(Figure contents as structured data)
* START *

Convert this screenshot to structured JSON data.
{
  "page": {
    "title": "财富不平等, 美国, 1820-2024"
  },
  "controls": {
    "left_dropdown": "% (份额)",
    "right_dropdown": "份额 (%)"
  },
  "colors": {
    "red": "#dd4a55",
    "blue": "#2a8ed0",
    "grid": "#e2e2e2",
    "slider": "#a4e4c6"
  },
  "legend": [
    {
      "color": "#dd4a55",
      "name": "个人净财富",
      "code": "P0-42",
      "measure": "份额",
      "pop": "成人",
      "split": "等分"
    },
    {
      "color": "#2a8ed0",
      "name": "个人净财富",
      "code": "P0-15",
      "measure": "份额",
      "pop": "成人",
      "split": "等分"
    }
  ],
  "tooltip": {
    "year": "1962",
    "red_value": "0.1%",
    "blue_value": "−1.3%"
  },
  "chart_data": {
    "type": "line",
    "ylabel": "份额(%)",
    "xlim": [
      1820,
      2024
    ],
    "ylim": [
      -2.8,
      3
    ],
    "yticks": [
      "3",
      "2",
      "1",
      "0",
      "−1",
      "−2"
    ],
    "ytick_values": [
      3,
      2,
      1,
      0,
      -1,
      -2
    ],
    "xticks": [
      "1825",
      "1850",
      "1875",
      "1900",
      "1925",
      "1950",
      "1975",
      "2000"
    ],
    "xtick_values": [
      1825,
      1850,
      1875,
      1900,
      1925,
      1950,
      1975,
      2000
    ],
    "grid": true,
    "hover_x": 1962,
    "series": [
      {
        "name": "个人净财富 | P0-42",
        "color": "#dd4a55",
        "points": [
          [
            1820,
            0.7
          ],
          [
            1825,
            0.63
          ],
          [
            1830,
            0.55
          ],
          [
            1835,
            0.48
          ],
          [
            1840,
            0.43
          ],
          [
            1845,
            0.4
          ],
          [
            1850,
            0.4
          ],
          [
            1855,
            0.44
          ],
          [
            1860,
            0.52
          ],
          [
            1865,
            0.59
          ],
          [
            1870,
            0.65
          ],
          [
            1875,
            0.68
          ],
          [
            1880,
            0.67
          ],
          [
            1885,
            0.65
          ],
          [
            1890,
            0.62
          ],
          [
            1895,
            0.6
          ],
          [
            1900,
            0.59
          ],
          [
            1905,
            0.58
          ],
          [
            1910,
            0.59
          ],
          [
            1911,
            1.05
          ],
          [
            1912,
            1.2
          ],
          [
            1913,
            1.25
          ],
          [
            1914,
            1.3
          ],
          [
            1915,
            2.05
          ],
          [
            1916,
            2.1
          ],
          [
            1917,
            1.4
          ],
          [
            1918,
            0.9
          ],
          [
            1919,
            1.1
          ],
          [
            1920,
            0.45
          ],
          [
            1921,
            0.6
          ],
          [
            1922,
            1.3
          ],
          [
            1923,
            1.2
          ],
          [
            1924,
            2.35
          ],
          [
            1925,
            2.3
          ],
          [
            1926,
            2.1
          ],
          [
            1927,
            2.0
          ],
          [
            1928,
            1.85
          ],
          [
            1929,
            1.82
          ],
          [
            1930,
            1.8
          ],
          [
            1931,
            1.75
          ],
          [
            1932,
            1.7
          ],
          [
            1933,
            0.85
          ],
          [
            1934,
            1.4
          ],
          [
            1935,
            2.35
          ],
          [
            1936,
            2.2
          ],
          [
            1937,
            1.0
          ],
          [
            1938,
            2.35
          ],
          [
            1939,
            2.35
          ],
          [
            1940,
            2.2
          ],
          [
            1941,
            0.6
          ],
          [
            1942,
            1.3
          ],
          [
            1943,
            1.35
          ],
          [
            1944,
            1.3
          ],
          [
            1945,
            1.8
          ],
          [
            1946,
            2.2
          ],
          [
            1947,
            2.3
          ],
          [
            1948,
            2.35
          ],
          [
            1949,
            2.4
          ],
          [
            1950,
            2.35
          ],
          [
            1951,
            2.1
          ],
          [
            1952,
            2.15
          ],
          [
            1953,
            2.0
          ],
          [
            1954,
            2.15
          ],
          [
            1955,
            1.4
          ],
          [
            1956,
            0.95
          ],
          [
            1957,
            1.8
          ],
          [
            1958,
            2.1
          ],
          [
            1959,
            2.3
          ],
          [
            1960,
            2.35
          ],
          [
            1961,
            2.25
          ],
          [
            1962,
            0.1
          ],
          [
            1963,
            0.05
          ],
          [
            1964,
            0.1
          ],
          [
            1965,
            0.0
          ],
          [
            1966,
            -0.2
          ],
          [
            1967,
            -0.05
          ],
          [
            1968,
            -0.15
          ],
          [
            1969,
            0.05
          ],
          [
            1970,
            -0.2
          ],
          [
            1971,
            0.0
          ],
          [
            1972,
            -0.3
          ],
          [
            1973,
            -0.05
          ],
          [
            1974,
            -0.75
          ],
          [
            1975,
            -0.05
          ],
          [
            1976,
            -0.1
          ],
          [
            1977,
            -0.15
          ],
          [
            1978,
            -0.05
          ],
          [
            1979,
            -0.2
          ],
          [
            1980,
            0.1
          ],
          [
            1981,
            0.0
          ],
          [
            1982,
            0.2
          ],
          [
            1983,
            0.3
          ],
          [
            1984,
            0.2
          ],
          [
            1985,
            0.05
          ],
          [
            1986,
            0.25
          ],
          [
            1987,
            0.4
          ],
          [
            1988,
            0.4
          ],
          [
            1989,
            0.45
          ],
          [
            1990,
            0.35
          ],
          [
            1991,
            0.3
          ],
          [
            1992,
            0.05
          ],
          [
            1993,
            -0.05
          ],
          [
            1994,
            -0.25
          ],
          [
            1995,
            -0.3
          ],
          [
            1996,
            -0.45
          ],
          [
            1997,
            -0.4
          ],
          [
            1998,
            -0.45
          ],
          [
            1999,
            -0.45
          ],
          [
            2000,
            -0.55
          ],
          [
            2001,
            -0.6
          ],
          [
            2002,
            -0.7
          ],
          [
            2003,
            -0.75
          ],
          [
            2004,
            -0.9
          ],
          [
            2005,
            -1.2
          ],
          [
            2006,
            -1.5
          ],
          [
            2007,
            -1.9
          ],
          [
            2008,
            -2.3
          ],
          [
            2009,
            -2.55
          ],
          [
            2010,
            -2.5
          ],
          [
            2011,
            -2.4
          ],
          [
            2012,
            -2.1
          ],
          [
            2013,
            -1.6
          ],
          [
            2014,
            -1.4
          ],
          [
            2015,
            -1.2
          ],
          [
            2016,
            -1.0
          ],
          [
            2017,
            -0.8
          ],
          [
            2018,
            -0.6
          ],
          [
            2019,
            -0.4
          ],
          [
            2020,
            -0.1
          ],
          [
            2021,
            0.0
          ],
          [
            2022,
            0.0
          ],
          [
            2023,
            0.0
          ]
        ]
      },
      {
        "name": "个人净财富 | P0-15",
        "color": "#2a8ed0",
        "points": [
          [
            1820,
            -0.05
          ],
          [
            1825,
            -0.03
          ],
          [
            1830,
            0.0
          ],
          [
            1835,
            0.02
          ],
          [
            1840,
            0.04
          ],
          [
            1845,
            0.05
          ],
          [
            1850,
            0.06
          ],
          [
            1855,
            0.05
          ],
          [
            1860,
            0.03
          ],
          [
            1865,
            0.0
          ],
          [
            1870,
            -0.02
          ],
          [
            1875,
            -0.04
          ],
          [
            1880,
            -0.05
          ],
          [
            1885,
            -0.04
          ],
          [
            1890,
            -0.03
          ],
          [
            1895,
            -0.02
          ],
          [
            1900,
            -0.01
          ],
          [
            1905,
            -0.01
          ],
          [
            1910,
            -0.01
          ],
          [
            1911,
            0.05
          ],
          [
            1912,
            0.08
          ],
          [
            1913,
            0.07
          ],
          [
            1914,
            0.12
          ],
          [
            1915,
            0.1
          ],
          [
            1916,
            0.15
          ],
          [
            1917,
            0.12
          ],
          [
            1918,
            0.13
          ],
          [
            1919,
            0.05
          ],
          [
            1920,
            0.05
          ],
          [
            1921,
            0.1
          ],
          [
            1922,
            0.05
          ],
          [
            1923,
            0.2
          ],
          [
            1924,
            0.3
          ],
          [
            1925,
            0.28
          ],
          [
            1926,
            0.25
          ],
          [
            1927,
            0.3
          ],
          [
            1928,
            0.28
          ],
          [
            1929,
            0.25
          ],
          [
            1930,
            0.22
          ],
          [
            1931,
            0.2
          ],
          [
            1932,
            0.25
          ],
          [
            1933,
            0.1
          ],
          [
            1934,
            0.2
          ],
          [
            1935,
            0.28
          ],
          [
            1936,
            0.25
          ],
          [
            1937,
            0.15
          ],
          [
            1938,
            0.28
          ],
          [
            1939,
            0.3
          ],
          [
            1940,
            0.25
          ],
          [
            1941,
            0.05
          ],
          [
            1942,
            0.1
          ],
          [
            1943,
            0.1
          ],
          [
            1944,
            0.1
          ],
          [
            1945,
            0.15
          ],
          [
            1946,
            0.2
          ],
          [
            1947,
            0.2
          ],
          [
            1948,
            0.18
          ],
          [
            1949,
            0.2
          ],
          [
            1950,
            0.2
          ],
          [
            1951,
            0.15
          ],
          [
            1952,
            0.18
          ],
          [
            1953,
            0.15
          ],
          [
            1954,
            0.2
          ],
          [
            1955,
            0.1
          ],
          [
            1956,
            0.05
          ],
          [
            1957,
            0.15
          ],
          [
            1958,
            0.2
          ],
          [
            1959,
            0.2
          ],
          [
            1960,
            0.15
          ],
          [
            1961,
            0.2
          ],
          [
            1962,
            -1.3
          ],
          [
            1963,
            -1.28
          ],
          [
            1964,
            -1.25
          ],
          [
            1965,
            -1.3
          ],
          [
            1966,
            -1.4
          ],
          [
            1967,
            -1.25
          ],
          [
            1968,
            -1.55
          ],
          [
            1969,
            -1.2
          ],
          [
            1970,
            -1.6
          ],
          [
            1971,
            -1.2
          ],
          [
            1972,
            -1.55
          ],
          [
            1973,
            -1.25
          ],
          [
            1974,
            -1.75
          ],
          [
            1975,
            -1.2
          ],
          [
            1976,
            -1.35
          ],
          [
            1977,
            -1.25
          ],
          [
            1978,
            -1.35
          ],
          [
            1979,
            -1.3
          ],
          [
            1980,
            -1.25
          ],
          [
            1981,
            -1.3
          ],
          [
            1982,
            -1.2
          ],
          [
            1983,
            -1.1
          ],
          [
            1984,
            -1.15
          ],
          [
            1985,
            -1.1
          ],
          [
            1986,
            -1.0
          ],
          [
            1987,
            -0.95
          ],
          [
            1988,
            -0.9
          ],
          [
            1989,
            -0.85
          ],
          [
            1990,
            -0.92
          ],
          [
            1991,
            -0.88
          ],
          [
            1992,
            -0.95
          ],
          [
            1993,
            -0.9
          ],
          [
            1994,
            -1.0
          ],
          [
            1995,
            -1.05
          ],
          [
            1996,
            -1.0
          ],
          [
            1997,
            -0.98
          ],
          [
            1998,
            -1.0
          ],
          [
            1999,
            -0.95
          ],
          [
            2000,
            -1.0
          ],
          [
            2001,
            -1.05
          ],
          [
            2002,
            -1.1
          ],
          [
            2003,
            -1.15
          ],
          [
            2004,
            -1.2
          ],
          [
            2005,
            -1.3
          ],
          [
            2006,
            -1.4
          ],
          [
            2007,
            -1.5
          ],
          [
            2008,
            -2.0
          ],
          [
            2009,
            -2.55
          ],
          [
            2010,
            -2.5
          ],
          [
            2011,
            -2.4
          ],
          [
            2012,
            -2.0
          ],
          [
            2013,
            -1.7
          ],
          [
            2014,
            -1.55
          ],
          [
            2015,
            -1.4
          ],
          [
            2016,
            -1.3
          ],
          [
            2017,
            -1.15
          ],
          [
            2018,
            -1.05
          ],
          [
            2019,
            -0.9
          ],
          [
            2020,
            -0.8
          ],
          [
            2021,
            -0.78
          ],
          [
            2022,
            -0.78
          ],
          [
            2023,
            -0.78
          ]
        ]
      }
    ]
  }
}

* END *

Looking at the material above, count the lines that hold "个人净财富" and give the total alone.

4